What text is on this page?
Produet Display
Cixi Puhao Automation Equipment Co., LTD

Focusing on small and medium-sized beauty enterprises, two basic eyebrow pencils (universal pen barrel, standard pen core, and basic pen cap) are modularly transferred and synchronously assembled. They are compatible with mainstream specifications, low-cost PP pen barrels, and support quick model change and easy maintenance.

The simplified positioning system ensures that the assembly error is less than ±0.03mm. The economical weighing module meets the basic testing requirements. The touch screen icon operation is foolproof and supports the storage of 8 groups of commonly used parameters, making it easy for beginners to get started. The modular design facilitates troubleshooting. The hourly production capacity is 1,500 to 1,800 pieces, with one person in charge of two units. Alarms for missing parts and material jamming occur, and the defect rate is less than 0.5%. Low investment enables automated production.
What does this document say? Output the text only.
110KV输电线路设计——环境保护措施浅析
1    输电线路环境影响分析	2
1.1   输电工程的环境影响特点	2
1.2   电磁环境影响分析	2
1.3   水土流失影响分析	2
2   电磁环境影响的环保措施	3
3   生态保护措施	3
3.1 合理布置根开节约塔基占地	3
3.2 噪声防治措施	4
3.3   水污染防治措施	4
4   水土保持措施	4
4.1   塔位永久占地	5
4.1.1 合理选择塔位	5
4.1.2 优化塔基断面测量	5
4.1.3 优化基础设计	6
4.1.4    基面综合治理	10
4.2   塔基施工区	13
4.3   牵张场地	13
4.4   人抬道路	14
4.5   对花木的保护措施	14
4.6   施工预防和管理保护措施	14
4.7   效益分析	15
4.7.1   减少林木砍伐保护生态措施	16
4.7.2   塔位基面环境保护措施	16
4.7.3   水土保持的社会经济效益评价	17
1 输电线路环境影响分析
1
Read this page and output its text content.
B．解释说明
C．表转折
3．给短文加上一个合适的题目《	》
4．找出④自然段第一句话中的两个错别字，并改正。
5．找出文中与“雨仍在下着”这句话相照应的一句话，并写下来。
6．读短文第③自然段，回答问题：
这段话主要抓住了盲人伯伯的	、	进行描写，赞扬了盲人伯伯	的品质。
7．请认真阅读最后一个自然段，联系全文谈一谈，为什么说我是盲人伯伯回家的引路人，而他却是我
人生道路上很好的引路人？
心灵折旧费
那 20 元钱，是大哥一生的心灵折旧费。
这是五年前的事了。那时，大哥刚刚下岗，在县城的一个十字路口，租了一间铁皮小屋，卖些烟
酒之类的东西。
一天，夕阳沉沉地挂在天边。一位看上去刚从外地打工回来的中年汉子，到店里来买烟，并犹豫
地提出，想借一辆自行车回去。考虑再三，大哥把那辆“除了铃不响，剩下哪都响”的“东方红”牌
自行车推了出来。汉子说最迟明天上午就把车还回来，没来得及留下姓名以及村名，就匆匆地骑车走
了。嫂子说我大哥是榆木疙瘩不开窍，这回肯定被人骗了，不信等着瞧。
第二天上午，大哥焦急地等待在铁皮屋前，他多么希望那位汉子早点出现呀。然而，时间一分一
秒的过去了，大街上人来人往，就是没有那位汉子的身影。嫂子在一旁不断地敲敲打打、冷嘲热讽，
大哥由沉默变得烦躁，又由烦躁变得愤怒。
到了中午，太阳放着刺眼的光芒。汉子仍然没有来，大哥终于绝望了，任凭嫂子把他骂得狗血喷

■ ■ ■ ■

WHAT IS REQUIRED:
Everything from the line containing "Read this page and output its text content." to the end of the data above should be quoted exactly, please, both ends included, and nothing outside that span.

SOLUTION FOR THIS TASK:
Read this page and output its text content.
B．解释说明
C．表转折
3．给短文加上一个合适的题目《	》
4．找出④自然段第一句话中的两个错别字，并改正。
5．找出文中与“雨仍在下着”这句话相照应的一句话，并写下来。
6．读短文第③自然段，回答问题：
这段话主要抓住了盲人伯伯的	、	进行描写，赞扬了盲人伯伯	的品质。
7．请认真阅读最后一个自然段，联系全文谈一谈，为什么说我是盲人伯伯回家的引路人，而他却是我
人生道路上很好的引路人？
心灵折旧费
那 20 元钱，是大哥一生的心灵折旧费。
这是五年前的事了。那时，大哥刚刚下岗，在县城的一个十字路口，租了一间铁皮小屋，卖些烟
酒之类的东西。
一天，夕阳沉沉地挂在天边。一位看上去刚从外地打工回来的中年汉子，到店里来买烟，并犹豫
地提出，想借一辆自行车回去。考虑再三，大哥把那辆“除了铃不响，剩下哪都响”的“东方红”牌
自行车推了出来。汉子说最迟明天上午就把车还回来，没来得及留下姓名以及村名，就匆匆地骑车走
了。嫂子说我大哥是榆木疙瘩不开窍，这回肯定被人骗了，不信等着瞧。
第二天上午，大哥焦急地等待在铁皮屋前，他多么希望那位汉子早点出现呀。然而，时间一分一
秒的过去了，大街上人来人往，就是没有那位汉子的身影。嫂子在一旁不断地敲敲打打、冷嘲热讽，
大哥由沉默变得烦躁，又由烦躁变得愤怒。
到了中午，太阳放着刺眼的光芒。汉子仍然没有来，大哥终于绝望了，任凭嫂子把他骂得狗血喷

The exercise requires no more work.